Putin, en una conferencia de prensa en el Kremlin, con su imagen superpuesta. (Foto BBC).

Rusia ensaya desde Plesetsk un misil balístico intercontinental móvil capaz de portar cabezas nucleares y alcanzar Kamchatka tras atravesar más de 6.700 kilómetros. El lanzamiento empleó ojivas de entrenamiento y Moscú avisó previamente a Washington, una señal de que se trató de una prueba estratégica controlada y no de un ataque.

La trayectoria del misil le permitiría a Vladimir Putin alcanzar objetivos como Canarias si los misiles fueran lanzados desde Moscú.

La clave del ensayo no está únicamente en la distancia recorrida. Está en el lanzador. El sistema utilizado es móvil y puede desplazarse por carretera antes de adoptar una posición de lanzamiento, disparar y abandonar posteriormente la zona.

Ese concepto dificulta enormemente un ataque preventivo contra las fuerzas nucleares rusas. A diferencia de un silo, cuya localización puede conocerse con precisión, un lanzador móvil puede dispersarse por miles de kilómetros de territorio, obligando al adversario a mantener una vigilancia constante mediante satélites y otros sistemas de inteligencia.

Especialistas en fuerzas nucleares rusas identifican el lanzamiento como correspondiente al RS-24 Yars, aunque el comunicado inicial del Ministerio de Defensa no especificó oficialmente el modelo.
────────────────────────────────────────
— El problema —
Del texto de arriba sobre el ensayo del misil ruso, copia sin cambios el pasaje que empieza con las palabras que contienen "Ese concepto dificulta" y termina con "sistemas de inteligencia.".

(Entradas de datos recopiladas)
────────────────────────────────────────
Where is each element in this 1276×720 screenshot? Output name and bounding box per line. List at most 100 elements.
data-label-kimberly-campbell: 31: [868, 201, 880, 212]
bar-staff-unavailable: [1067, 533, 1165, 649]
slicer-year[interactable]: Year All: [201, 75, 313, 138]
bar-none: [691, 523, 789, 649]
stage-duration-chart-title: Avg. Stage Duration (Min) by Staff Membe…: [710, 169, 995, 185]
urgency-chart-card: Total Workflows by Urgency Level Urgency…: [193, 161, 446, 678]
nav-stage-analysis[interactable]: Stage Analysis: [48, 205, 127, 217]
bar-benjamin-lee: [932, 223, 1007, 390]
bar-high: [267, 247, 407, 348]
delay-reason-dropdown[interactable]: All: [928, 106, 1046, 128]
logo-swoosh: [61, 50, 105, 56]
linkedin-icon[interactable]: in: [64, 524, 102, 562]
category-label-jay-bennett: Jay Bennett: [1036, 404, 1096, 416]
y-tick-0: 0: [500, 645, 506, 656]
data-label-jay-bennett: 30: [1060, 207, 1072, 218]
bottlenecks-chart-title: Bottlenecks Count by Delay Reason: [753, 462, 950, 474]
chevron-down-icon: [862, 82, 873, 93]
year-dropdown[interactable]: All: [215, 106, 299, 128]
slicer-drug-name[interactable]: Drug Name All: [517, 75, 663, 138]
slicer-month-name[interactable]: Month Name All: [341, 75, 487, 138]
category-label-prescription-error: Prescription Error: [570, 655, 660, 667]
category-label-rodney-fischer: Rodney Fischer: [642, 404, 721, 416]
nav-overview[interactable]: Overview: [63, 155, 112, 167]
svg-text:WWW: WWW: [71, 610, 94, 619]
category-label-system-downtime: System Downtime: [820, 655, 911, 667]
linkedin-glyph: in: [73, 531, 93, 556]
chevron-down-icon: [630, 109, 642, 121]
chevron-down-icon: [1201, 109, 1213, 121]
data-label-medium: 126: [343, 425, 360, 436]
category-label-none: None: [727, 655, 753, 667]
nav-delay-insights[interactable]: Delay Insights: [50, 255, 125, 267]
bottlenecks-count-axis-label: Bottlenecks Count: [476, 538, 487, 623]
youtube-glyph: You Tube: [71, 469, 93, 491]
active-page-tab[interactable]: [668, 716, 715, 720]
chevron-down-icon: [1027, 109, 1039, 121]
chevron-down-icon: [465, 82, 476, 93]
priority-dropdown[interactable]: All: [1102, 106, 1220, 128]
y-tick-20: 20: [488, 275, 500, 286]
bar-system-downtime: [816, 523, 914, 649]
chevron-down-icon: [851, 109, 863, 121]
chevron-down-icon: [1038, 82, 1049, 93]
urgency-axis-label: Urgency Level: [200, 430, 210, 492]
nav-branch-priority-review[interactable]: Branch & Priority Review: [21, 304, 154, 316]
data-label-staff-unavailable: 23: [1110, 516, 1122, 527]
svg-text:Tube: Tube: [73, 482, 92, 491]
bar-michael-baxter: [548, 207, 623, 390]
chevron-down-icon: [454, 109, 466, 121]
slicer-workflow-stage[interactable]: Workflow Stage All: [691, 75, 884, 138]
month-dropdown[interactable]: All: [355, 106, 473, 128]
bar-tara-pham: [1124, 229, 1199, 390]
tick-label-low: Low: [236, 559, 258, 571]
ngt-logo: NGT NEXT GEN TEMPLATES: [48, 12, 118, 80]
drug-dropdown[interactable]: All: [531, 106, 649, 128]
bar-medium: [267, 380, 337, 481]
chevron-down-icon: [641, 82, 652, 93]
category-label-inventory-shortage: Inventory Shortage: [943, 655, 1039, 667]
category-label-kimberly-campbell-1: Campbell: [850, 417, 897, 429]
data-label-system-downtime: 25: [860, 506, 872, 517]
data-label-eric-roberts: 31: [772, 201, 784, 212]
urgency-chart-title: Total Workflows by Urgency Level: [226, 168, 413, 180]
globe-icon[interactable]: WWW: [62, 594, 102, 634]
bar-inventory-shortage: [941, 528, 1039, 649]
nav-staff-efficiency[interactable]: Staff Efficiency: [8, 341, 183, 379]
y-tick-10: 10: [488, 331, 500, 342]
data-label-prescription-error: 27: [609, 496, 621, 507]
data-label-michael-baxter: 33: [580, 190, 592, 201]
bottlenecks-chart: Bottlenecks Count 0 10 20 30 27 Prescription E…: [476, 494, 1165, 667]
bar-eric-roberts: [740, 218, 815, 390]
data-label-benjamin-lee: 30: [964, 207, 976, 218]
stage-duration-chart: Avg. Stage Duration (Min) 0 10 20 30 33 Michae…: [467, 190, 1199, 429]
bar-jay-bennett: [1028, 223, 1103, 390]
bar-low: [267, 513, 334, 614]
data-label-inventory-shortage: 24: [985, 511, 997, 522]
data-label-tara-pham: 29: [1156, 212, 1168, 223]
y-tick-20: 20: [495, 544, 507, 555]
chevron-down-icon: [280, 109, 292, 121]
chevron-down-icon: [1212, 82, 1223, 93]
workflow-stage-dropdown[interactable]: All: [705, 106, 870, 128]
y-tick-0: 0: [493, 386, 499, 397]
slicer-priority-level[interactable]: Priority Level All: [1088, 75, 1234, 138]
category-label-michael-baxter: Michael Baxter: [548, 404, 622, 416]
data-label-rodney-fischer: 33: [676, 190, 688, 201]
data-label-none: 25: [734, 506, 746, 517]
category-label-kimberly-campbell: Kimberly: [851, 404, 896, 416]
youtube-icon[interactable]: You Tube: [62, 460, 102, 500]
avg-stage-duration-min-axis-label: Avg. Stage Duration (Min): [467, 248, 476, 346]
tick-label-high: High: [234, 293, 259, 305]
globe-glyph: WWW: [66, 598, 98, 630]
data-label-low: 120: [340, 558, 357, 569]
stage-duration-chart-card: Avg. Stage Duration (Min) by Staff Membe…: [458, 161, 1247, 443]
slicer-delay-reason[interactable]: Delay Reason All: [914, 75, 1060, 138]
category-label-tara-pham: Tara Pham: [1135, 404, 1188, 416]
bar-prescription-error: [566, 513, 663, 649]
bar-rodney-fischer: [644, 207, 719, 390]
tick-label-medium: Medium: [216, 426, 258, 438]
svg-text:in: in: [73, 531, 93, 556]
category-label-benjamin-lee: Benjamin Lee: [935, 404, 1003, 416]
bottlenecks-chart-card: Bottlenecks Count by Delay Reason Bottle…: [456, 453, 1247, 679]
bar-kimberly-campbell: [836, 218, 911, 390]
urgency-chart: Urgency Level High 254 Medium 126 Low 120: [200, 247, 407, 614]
────────────────────────────────────────
— Solución propuesta —
Ese concepto dificulta enormemente un ataque preventivo contra las fuerzas nucleares rusas. A diferencia de un silo, cuya localización puede conocerse con precisión, un lanzador móvil puede dispersarse por miles de kilómetros de territorio, obligando al adversario a mantener una vigilancia constante mediante satélites y otros sistemas de inteligencia.